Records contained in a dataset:
+++
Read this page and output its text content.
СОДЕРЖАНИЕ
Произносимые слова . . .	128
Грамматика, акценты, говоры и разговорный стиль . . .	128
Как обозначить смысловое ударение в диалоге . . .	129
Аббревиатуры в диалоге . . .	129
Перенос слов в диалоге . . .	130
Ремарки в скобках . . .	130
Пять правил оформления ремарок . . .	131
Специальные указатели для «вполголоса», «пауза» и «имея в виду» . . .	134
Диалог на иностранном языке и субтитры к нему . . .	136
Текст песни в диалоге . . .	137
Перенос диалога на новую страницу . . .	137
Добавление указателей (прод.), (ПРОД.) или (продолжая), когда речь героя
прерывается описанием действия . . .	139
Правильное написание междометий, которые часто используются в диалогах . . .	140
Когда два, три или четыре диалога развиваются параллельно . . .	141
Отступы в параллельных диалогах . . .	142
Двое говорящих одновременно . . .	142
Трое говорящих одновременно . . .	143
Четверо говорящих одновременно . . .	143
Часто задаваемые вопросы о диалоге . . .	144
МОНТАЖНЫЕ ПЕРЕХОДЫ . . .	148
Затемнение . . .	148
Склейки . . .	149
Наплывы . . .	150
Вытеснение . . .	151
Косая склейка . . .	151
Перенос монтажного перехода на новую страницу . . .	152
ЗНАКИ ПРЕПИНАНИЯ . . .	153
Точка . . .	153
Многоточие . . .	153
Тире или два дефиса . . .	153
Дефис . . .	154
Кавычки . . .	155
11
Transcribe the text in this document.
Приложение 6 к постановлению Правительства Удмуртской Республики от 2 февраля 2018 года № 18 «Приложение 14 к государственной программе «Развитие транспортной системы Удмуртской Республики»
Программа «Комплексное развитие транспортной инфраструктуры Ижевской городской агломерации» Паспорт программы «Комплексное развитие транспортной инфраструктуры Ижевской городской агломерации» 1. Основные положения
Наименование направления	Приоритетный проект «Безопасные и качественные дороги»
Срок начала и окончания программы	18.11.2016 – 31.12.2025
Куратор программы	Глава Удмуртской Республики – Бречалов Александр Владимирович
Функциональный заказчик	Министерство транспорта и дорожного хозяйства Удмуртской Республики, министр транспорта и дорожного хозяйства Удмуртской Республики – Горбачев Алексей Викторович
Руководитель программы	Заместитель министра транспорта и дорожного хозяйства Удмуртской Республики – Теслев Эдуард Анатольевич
+++
### TASK INSTRUCTIONS
Exactly reproduce every record.

### RESULT BELOW
Read this page and output its text content.
СОДЕРЖАНИЕ
Произносимые слова . . .	128
Грамматика, акценты, говоры и разговорный стиль . . .	128
Как обозначить смысловое ударение в диалоге . . .	129
Аббревиатуры в диалоге . . .	129
Перенос слов в диалоге . . .	130
Ремарки в скобках . . .	130
Пять правил оформления ремарок . . .	131
Специальные указатели для «вполголоса», «пауза» и «имея в виду» . . .	134
Диалог на иностранном языке и субтитры к нему . . .	136
Текст песни в диалоге . . .	137
Перенос диалога на новую страницу . . .	137
Добавление указателей (прод.), (ПРОД.) или (продолжая), когда речь героя
прерывается описанием действия . . .	139
Правильное написание междометий, которые часто используются в диалогах . . .	140
Когда два, три или четыре диалога развиваются параллельно . . .	141
Отступы в параллельных диалогах . . .	142
Двое говорящих одновременно . . .	142
Трое говорящих одновременно . . .	143
Четверо говорящих одновременно . . .	143
Часто задаваемые вопросы о диалоге . . .	144
МОНТАЖНЫЕ ПЕРЕХОДЫ . . .	148
Затемнение . . .	148
Склейки . . .	149
Наплывы . . .	150
Вытеснение . . .	151
Косая склейка . . .	151
Перенос монтажного перехода на новую страницу . . .	152
ЗНАКИ ПРЕПИНАНИЯ . . .	153
Точка . . .	153
Многоточие . . .	153
Тире или два дефиса . . .	153
Дефис . . .	154
Кавычки . . .	155
11
Transcribe the text in this document.
Приложение 6 к постановлению Правительства Удмуртской Республики от 2 февраля 2018 года № 18 «Приложение 14 к государственной программе «Развитие транспортной системы Удмуртской Республики»
Программа «Комплексное развитие транспортной инфраструктуры Ижевской городской агломерации» Паспорт программы «Комплексное развитие транспортной инфраструктуры Ижевской городской агломерации» 1. Основные положения
Наименование направления	Приоритетный проект «Безопасные и качественные дороги»
Срок начала и окончания программы	18.11.2016 – 31.12.2025
Куратор программы	Глава Удмуртской Республики – Бречалов Александр Владимирович
Функциональный заказчик	Министерство транспорта и дорожного хозяйства Удмуртской Республики, министр транспорта и дорожного хозяйства Удмуртской Республики – Горбачев Алексей Викторович
Руководитель программы	Заместитель министра транспорта и дорожного хозяйства Удмуртской Республики – Теслев Эдуард Анатольевич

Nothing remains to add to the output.